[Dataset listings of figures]
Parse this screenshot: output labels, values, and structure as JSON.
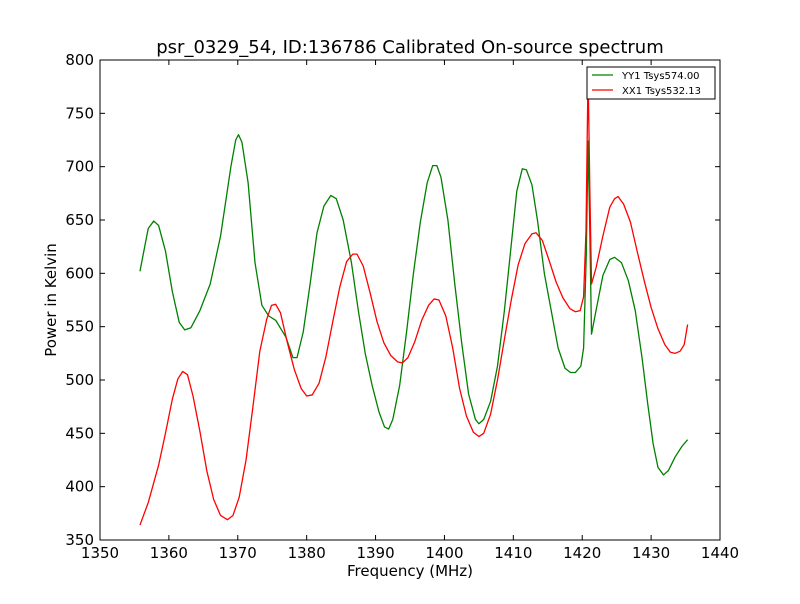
{
  "chart_data": {
    "type": "line",
    "title": "psr_0329_54, ID:136786 Calibrated On-source spectrum",
    "xlabel": "Frequency (MHz)",
    "ylabel": "Power in Kelvin",
    "xlim": [
      1350,
      1440
    ],
    "ylim": [
      350,
      800
    ],
    "xticks": [
      1350,
      1360,
      1370,
      1380,
      1390,
      1400,
      1410,
      1420,
      1430,
      1440
    ],
    "yticks": [
      350,
      400,
      450,
      500,
      550,
      600,
      650,
      700,
      750,
      800
    ],
    "grid": false,
    "legend_position": "top-right",
    "series": [
      {
        "name": "YY1 Tsys574.00",
        "color": "#008000",
        "points": [
          [
            1355.8,
            602
          ],
          [
            1357,
            642
          ],
          [
            1357.8,
            649
          ],
          [
            1358.5,
            645
          ],
          [
            1359.5,
            621
          ],
          [
            1360.5,
            583
          ],
          [
            1361.5,
            554
          ],
          [
            1362.3,
            547
          ],
          [
            1363.2,
            549
          ],
          [
            1364.5,
            565
          ],
          [
            1366,
            590
          ],
          [
            1367.5,
            635
          ],
          [
            1369,
            700
          ],
          [
            1369.7,
            725
          ],
          [
            1370.1,
            730
          ],
          [
            1370.6,
            723
          ],
          [
            1371.5,
            685
          ],
          [
            1372.5,
            610
          ],
          [
            1373.5,
            570
          ],
          [
            1374.5,
            560
          ],
          [
            1375.5,
            556
          ],
          [
            1377,
            540
          ],
          [
            1378,
            521
          ],
          [
            1378.6,
            521
          ],
          [
            1379.5,
            545
          ],
          [
            1380.5,
            590
          ],
          [
            1381.5,
            638
          ],
          [
            1382.5,
            663
          ],
          [
            1383.5,
            673
          ],
          [
            1384.3,
            670
          ],
          [
            1385.3,
            650
          ],
          [
            1386.5,
            610
          ],
          [
            1387.5,
            565
          ],
          [
            1388.5,
            525
          ],
          [
            1389.5,
            495
          ],
          [
            1390.5,
            470
          ],
          [
            1391.3,
            456
          ],
          [
            1391.9,
            454
          ],
          [
            1392.5,
            463
          ],
          [
            1393.5,
            495
          ],
          [
            1394.5,
            545
          ],
          [
            1395.5,
            600
          ],
          [
            1396.5,
            648
          ],
          [
            1397.5,
            685
          ],
          [
            1398.3,
            701
          ],
          [
            1398.9,
            701
          ],
          [
            1399.5,
            690
          ],
          [
            1400.5,
            650
          ],
          [
            1401.5,
            590
          ],
          [
            1402.5,
            535
          ],
          [
            1403.5,
            487
          ],
          [
            1404.5,
            463
          ],
          [
            1405,
            459
          ],
          [
            1405.7,
            463
          ],
          [
            1406.7,
            480
          ],
          [
            1407.7,
            513
          ],
          [
            1408.7,
            565
          ],
          [
            1409.7,
            627
          ],
          [
            1410.5,
            677
          ],
          [
            1411.3,
            698
          ],
          [
            1411.9,
            697
          ],
          [
            1412.7,
            683
          ],
          [
            1413.5,
            650
          ],
          [
            1414.5,
            600
          ],
          [
            1415.5,
            565
          ],
          [
            1416.5,
            530
          ],
          [
            1417.5,
            511
          ],
          [
            1418.3,
            507
          ],
          [
            1419,
            507
          ],
          [
            1419.8,
            513
          ],
          [
            1420.2,
            530
          ],
          [
            1420.6,
            620
          ],
          [
            1420.85,
            724
          ],
          [
            1421.1,
            640
          ],
          [
            1421.35,
            543
          ],
          [
            1422,
            565
          ],
          [
            1423,
            598
          ],
          [
            1424,
            613
          ],
          [
            1424.7,
            615
          ],
          [
            1425.7,
            610
          ],
          [
            1426.7,
            593
          ],
          [
            1427.7,
            565
          ],
          [
            1428.7,
            520
          ],
          [
            1429.5,
            478
          ],
          [
            1430.3,
            440
          ],
          [
            1431,
            418
          ],
          [
            1431.8,
            411
          ],
          [
            1432.5,
            415
          ],
          [
            1433.5,
            428
          ],
          [
            1434.5,
            438
          ],
          [
            1435.3,
            444
          ]
        ]
      },
      {
        "name": "XX1 Tsys532.13",
        "color": "#ff0000",
        "points": [
          [
            1355.8,
            364
          ],
          [
            1357,
            385
          ],
          [
            1358.5,
            420
          ],
          [
            1359.5,
            450
          ],
          [
            1360.5,
            482
          ],
          [
            1361.3,
            501
          ],
          [
            1362,
            508
          ],
          [
            1362.7,
            505
          ],
          [
            1363.5,
            485
          ],
          [
            1364.5,
            452
          ],
          [
            1365.5,
            415
          ],
          [
            1366.5,
            388
          ],
          [
            1367.5,
            373
          ],
          [
            1368.5,
            369
          ],
          [
            1369.3,
            373
          ],
          [
            1370.2,
            390
          ],
          [
            1371.2,
            425
          ],
          [
            1372.2,
            475
          ],
          [
            1373.2,
            527
          ],
          [
            1374.2,
            557
          ],
          [
            1374.9,
            570
          ],
          [
            1375.5,
            571
          ],
          [
            1376.2,
            563
          ],
          [
            1377.2,
            535
          ],
          [
            1378.2,
            510
          ],
          [
            1379.2,
            492
          ],
          [
            1380,
            485
          ],
          [
            1380.8,
            486
          ],
          [
            1381.8,
            497
          ],
          [
            1382.8,
            522
          ],
          [
            1383.8,
            555
          ],
          [
            1384.8,
            587
          ],
          [
            1385.8,
            611
          ],
          [
            1386.7,
            618
          ],
          [
            1387.3,
            618
          ],
          [
            1388.2,
            607
          ],
          [
            1389.2,
            582
          ],
          [
            1390.2,
            555
          ],
          [
            1391.2,
            535
          ],
          [
            1392.2,
            523
          ],
          [
            1393.2,
            517
          ],
          [
            1393.9,
            516
          ],
          [
            1394.7,
            521
          ],
          [
            1395.7,
            536
          ],
          [
            1396.7,
            556
          ],
          [
            1397.7,
            570
          ],
          [
            1398.5,
            576
          ],
          [
            1399.2,
            575
          ],
          [
            1400.2,
            560
          ],
          [
            1401.2,
            530
          ],
          [
            1402.2,
            492
          ],
          [
            1403.2,
            466
          ],
          [
            1404.2,
            451
          ],
          [
            1405,
            447
          ],
          [
            1405.7,
            450
          ],
          [
            1406.7,
            468
          ],
          [
            1407.7,
            500
          ],
          [
            1408.7,
            538
          ],
          [
            1409.7,
            575
          ],
          [
            1410.7,
            608
          ],
          [
            1411.7,
            628
          ],
          [
            1412.7,
            637
          ],
          [
            1413.3,
            638
          ],
          [
            1414.2,
            631
          ],
          [
            1415.2,
            612
          ],
          [
            1416.2,
            592
          ],
          [
            1417.2,
            577
          ],
          [
            1418.2,
            567
          ],
          [
            1419,
            564
          ],
          [
            1419.7,
            565
          ],
          [
            1420.2,
            578
          ],
          [
            1420.55,
            640
          ],
          [
            1420.85,
            790
          ],
          [
            1421.1,
            680
          ],
          [
            1421.35,
            590
          ],
          [
            1422,
            605
          ],
          [
            1423,
            635
          ],
          [
            1424,
            662
          ],
          [
            1424.7,
            670
          ],
          [
            1425.2,
            672
          ],
          [
            1426,
            665
          ],
          [
            1427,
            648
          ],
          [
            1428,
            620
          ],
          [
            1429,
            593
          ],
          [
            1430,
            568
          ],
          [
            1431,
            548
          ],
          [
            1432,
            533
          ],
          [
            1432.8,
            526
          ],
          [
            1433.5,
            525
          ],
          [
            1434.2,
            527
          ],
          [
            1434.8,
            533
          ],
          [
            1435.3,
            552
          ]
        ]
      }
    ]
  }
}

# WORK INSTRUCTIONS
Reproduce every entry word for word, but omit the pictures.

# TASK ANSWER
Parse this screenshot: output labels, values, and structure as JSON.
{
  "chart_data": {
    "type": "line",
    "title": "psr_0329_54, ID:136786 Calibrated On-source spectrum",
    "xlabel": "Frequency (MHz)",
    "ylabel": "Power in Kelvin",
    "xlim": [
      1350,
      1440
    ],
    "ylim": [
      350,
      800
    ],
    "xticks": [
      1350,
      1360,
      1370,
      1380,
      1390,
      1400,
      1410,
      1420,
      1430,
      1440
    ],
    "yticks": [
      350,
      400,
      450,
      500,
      550,
      600,
      650,
      700,
      750,
      800
    ],
    "grid": false,
    "legend_position": "top-right",
    "series": [
      {
        "name": "YY1 Tsys574.00",
        "color": "#008000",
        "points": [
          [
            1355.8,
            602
          ],
          [
            1357,
            642
          ],
          [
            1357.8,
            649
          ],
          [
            1358.5,
            645
          ],
          [
            1359.5,
            621
          ],
          [
            1360.5,
            583
          ],
          [
            1361.5,
            554
          ],
          [
            1362.3,
            547
          ],
          [
            1363.2,
            549
          ],
          [
            1364.5,
            565
          ],
          [
            1366,
            590
          ],
          [
            1367.5,
            635
          ],
          [
            1369,
            700
          ],
          [
            1369.7,
            725
          ],
          [
            1370.1,
            730
          ],
          [
            1370.6,
            723
          ],
          [
            1371.5,
            685
          ],
          [
            1372.5,
            610
          ],
          [
            1373.5,
            570
          ],
          [
            1374.5,
            560
          ],
          [
            1375.5,
            556
          ],
          [
            1377,
            540
          ],
          [
            1378,
            521
          ],
          [
            1378.6,
            521
          ],
          [
            1379.5,
            545
          ],
          [
            1380.5,
            590
          ],
          [
            1381.5,
            638
          ],
          [
            1382.5,
            663
          ],
          [
            1383.5,
            673
          ],
          [
            1384.3,
            670
          ],
          [
            1385.3,
            650
          ],
          [
            1386.5,
            610
          ],
          [
            1387.5,
            565
          ],
          [
            1388.5,
            525
          ],
          [
            1389.5,
            495
          ],
          [
            1390.5,
            470
          ],
          [
            1391.3,
            456
          ],
          [
            1391.9,
            454
          ],
          [
            1392.5,
            463
          ],
          [
            1393.5,
            495
          ],
          [
            1394.5,
            545
          ],
          [
            1395.5,
            600
          ],
          [
            1396.5,
            648
          ],
          [
            1397.5,
            685
          ],
          [
            1398.3,
            701
          ],
          [
            1398.9,
            701
          ],
          [
            1399.5,
            690
          ],
          [
            1400.5,
            650
          ],
          [
            1401.5,
            590
          ],
          [
            1402.5,
            535
          ],
          [
            1403.5,
            487
          ],
          [
            1404.5,
            463
          ],
          [
            1405,
            459
          ],
          [
            1405.7,
            463
          ],
          [
            1406.7,
            480
          ],
          [
            1407.7,
            513
          ],
          [
            1408.7,
            565
          ],
          [
            1409.7,
            627
          ],
          [
            1410.5,
            677
          ],
          [
            1411.3,
            698
          ],
          [
            1411.9,
            697
          ],
          [
            1412.7,
            683
          ],
          [
            1413.5,
            650
          ],
          [
            1414.5,
            600
          ],
          [
            1415.5,
            565
          ],
          [
            1416.5,
            530
          ],
          [
            1417.5,
            511
          ],
          [
            1418.3,
            507
          ],
          [
            1419,
            507
          ],
          [
            1419.8,
            513
          ],
          [
            1420.2,
            530
          ],
          [
            1420.6,
            620
          ],
          [
            1420.85,
            724
          ],
          [
            1421.1,
            640
          ],
          [
            1421.35,
            543
          ],
          [
            1422,
            565
          ],
          [
            1423,
            598
          ],
          [
            1424,
            613
          ],
          [
            1424.7,
            615
          ],
          [
            1425.7,
            610
          ],
          [
            1426.7,
            593
          ],
          [
            1427.7,
            565
          ],
          [
            1428.7,
            520
          ],
          [
            1429.5,
            478
          ],
          [
            1430.3,
            440
          ],
          [
            1431,
            418
          ],
          [
            1431.8,
            411
          ],
          [
            1432.5,
            415
          ],
          [
            1433.5,
            428
          ],
          [
            1434.5,
            438
          ],
          [
            1435.3,
            444
          ]
        ]
      },
      {
        "name": "XX1 Tsys532.13",
        "color": "#ff0000",
        "points": [
          [
            1355.8,
            364
          ],
          [
            1357,
            385
          ],
          [
            1358.5,
            420
          ],
          [
            1359.5,
            450
          ],
          [
            1360.5,
            482
          ],
          [
            1361.3,
            501
          ],
          [
            1362,
            508
          ],
          [
            1362.7,
            505
          ],
          [
            1363.5,
            485
          ],
          [
            1364.5,
            452
          ],
          [
            1365.5,
            415
          ],
          [
            1366.5,
            388
          ],
          [
            1367.5,
            373
          ],
          [
            1368.5,
            369
          ],
          [
            1369.3,
            373
          ],
          [
            1370.2,
            390
          ],
          [
            1371.2,
            425
          ],
          [
            1372.2,
            475
          ],
          [
            1373.2,
            527
          ],
          [
            1374.2,
            557
          ],
          [
            1374.9,
            570
          ],
          [
            1375.5,
            571
          ],
          [
            1376.2,
            563
          ],
          [
            1377.2,
            535
          ],
          [
            1378.2,
            510
          ],
          [
            1379.2,
            492
          ],
          [
            1380,
            485
          ],
          [
            1380.8,
            486
          ],
          [
            1381.8,
            497
          ],
          [
            1382.8,
            522
          ],
          [
            1383.8,
            555
          ],
          [
            1384.8,
            587
          ],
          [
            1385.8,
            611
          ],
          [
            1386.7,
            618
          ],
          [
            1387.3,
            618
          ],
          [
            1388.2,
            607
          ],
          [
            1389.2,
            582
          ],
          [
            1390.2,
            555
          ],
          [
            1391.2,
            535
          ],
          [
            1392.2,
            523
          ],
          [
            1393.2,
            517
          ],
          [
            1393.9,
            516
          ],
          [
            1394.7,
            521
          ],
          [
            1395.7,
            536
          ],
          [
            1396.7,
            556
          ],
          [
            1397.7,
            570
          ],
          [
            1398.5,
            576
          ],
          [
            1399.2,
            575
          ],
          [
            1400.2,
            560
          ],
          [
            1401.2,
            530
          ],
          [
            1402.2,
            492
          ],
          [
            1403.2,
            466
          ],
          [
            1404.2,
            451
          ],
          [
            1405,
            447
          ],
          [
            1405.7,
            450
          ],
          [
            1406.7,
            468
          ],
          [
            1407.7,
            500
          ],
          [
            1408.7,
            538
          ],
          [
            1409.7,
            575
          ],
          [
            1410.7,
            608
          ],
          [
            1411.7,
            628
          ],
          [
            1412.7,
            637
          ],
          [
            1413.3,
            638
          ],
          [
            1414.2,
            631
          ],
          [
            1415.2,
            612
          ],
          [
            1416.2,
            592
          ],
          [
            1417.2,
            577
          ],
          [
            1418.2,
            567
          ],
          [
            1419,
            564
          ],
          [
            1419.7,
            565
          ],
          [
            1420.2,
            578
          ],
          [
            1420.55,
            640
          ],
          [
            1420.85,
            790
          ],
          [
            1421.1,
            680
          ],
          [
            1421.35,
            590
          ],
          [
            1422,
            605
          ],
          [
            1423,
            635
          ],
          [
            1424,
            662
          ],
          [
            1424.7,
            670
          ],
          [
            1425.2,
            672
          ],
          [
            1426,
            665
          ],
          [
            1427,
            648
          ],
          [
            1428,
            620
          ],
          [
            1429,
            593
          ],
          [
            1430,
            568
          ],
          [
            1431,
            548
          ],
          [
            1432,
            533
          ],
          [
            1432.8,
            526
          ],
          [
            1433.5,
            525
          ],
          [
            1434.2,
            527
          ],
          [
            1434.8,
            533
          ],
          [
            1435.3,
            552
          ]
        ]
      }
    ]
  }
}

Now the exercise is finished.